**** Information supplied ****

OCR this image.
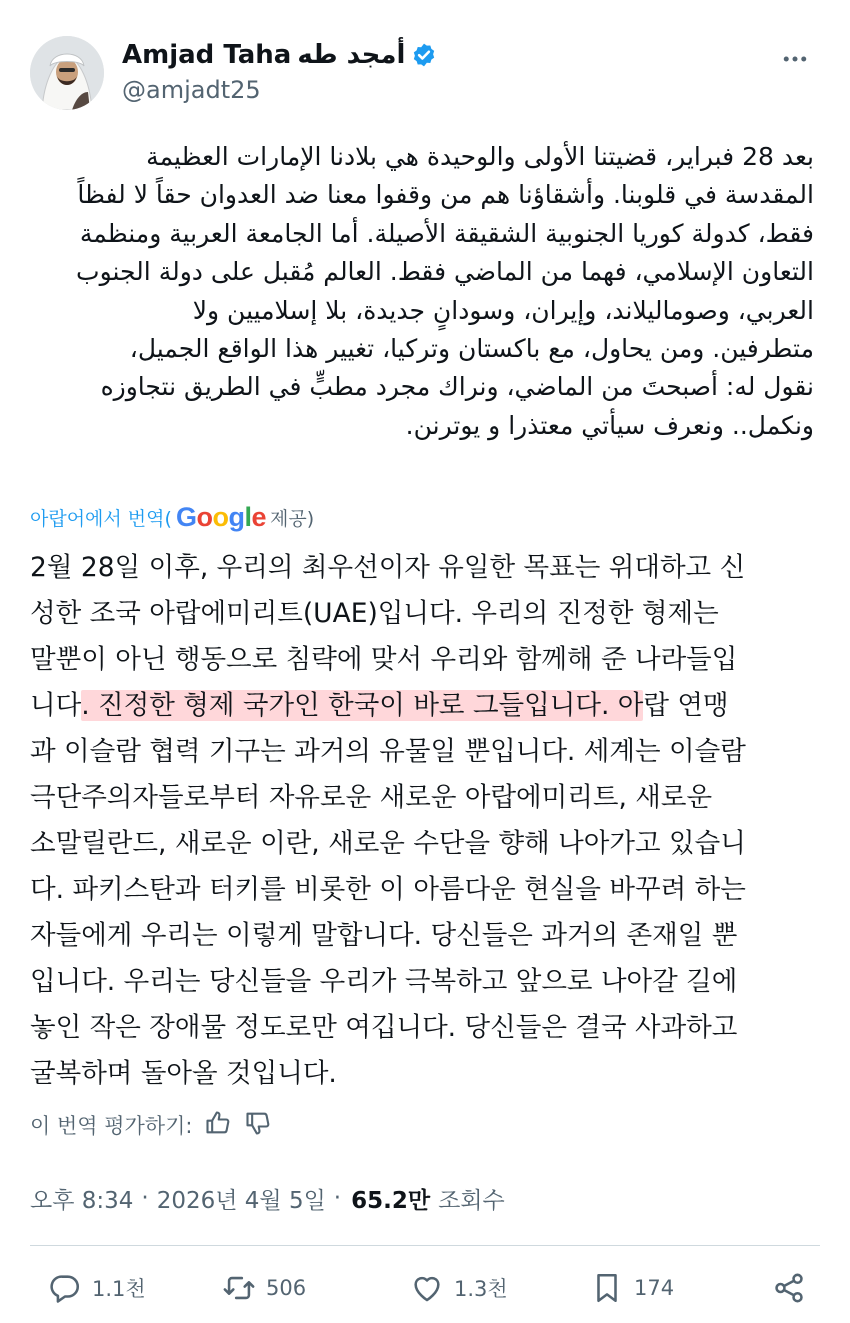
Amjad Taha أمجد طه
@amjadt25

بعد 28 فبراير، قضيتنا الأولى والوحيدة هي بلادنا الإمارات العظيمة

المقدسة في قلوبنا. وأشقاؤنا هم من وقفوا معنا ضد العدوان حقاً لا لفظاً

فقط، كدولة كوريا الجنوبية الشقيقة الأصيلة. أما الجامعة العربية ومنظمة

التعاون الإسلامي، فهما من الماضي فقط. العالم مُقبل على دولة الجنوب

العربي، وصوماليلاند، وإيران، وسودانٍ جديدة، بلا إسلاميين ولا

متطرفين. ومن يحاول، مع باكستان وتركيا، تغيير هذا الواقع الجميل،

نقول له: أصبحتَ من الماضي، ونراك مجرد مطبٍّ في الطريق نتجاوزه

ونكمل.. ونعرف سيأتي معتذرا و يوترنن.

아랍어에서 번역( Google 제공)

2월 28일 이후, 우리의 최우선이자 유일한 목표는 위대하고 신

성한 조국 아랍에미리트(UAE)입니다. 우리의 진정한 형제는

말뿐이 아닌 행동으로 침략에 맞서 우리와 함께해 준 나라들입

니다. 진정한 형제 국가인 한국이 바로 그들입니다. 아랍 연맹

과 이슬람 협력 기구는 과거의 유물일 뿐입니다. 세계는 이슬람

극단주의자들로부터 자유로운 새로운 아랍에미리트, 새로운

소말릴란드, 새로운 이란, 새로운 수단을 향해 나아가고 있습니

다. 파키스탄과 터키를 비롯한 이 아름다운 현실을 바꾸려 하는

자들에게 우리는 이렇게 말합니다. 당신들은 과거의 존재일 뿐

입니다. 우리는 당신들을 우리가 극복하고 앞으로 나아갈 길에

놓인 작은 장애물 정도로만 여깁니다. 당신들은 결국 사과하고

굴복하며 돌아올 것입니다.

이 번역 평가하기:
오후 8:34 · 2026년 4월 5일 · 65.2만 조회수
1.1천	506	1.3천	174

****

What needs to be done: Images in the data above are to be skipped. Retype all other material exactly.

Answer to this problem:
OCR this image.
Amjad Taha أمجد طه
@amjadt25

بعد 28 فبراير، قضيتنا الأولى والوحيدة هي بلادنا الإمارات العظيمة

المقدسة في قلوبنا. وأشقاؤنا هم من وقفوا معنا ضد العدوان حقاً لا لفظاً

فقط، كدولة كوريا الجنوبية الشقيقة الأصيلة. أما الجامعة العربية ومنظمة

التعاون الإسلامي، فهما من الماضي فقط. العالم مُقبل على دولة الجنوب

العربي، وصوماليلاند، وإيران، وسودانٍ جديدة، بلا إسلاميين ولا

متطرفين. ومن يحاول، مع باكستان وتركيا، تغيير هذا الواقع الجميل،

نقول له: أصبحتَ من الماضي، ونراك مجرد مطبٍّ في الطريق نتجاوزه

ونكمل.. ونعرف سيأتي معتذرا و يوترنن.

아랍어에서 번역( Google 제공)

2월 28일 이후, 우리의 최우선이자 유일한 목표는 위대하고 신

성한 조국 아랍에미리트(UAE)입니다. 우리의 진정한 형제는

말뿐이 아닌 행동으로 침략에 맞서 우리와 함께해 준 나라들입

니다. 진정한 형제 국가인 한국이 바로 그들입니다. 아랍 연맹

과 이슬람 협력 기구는 과거의 유물일 뿐입니다. 세계는 이슬람

극단주의자들로부터 자유로운 새로운 아랍에미리트, 새로운

소말릴란드, 새로운 이란, 새로운 수단을 향해 나아가고 있습니

다. 파키스탄과 터키를 비롯한 이 아름다운 현실을 바꾸려 하는

자들에게 우리는 이렇게 말합니다. 당신들은 과거의 존재일 뿐

입니다. 우리는 당신들을 우리가 극복하고 앞으로 나아갈 길에

놓인 작은 장애물 정도로만 여깁니다. 당신들은 결국 사과하고

굴복하며 돌아올 것입니다.

이 번역 평가하기:
오후 8:34 · 2026년 4월 5일 · 65.2만 조회수
1.1천	506	1.3천	174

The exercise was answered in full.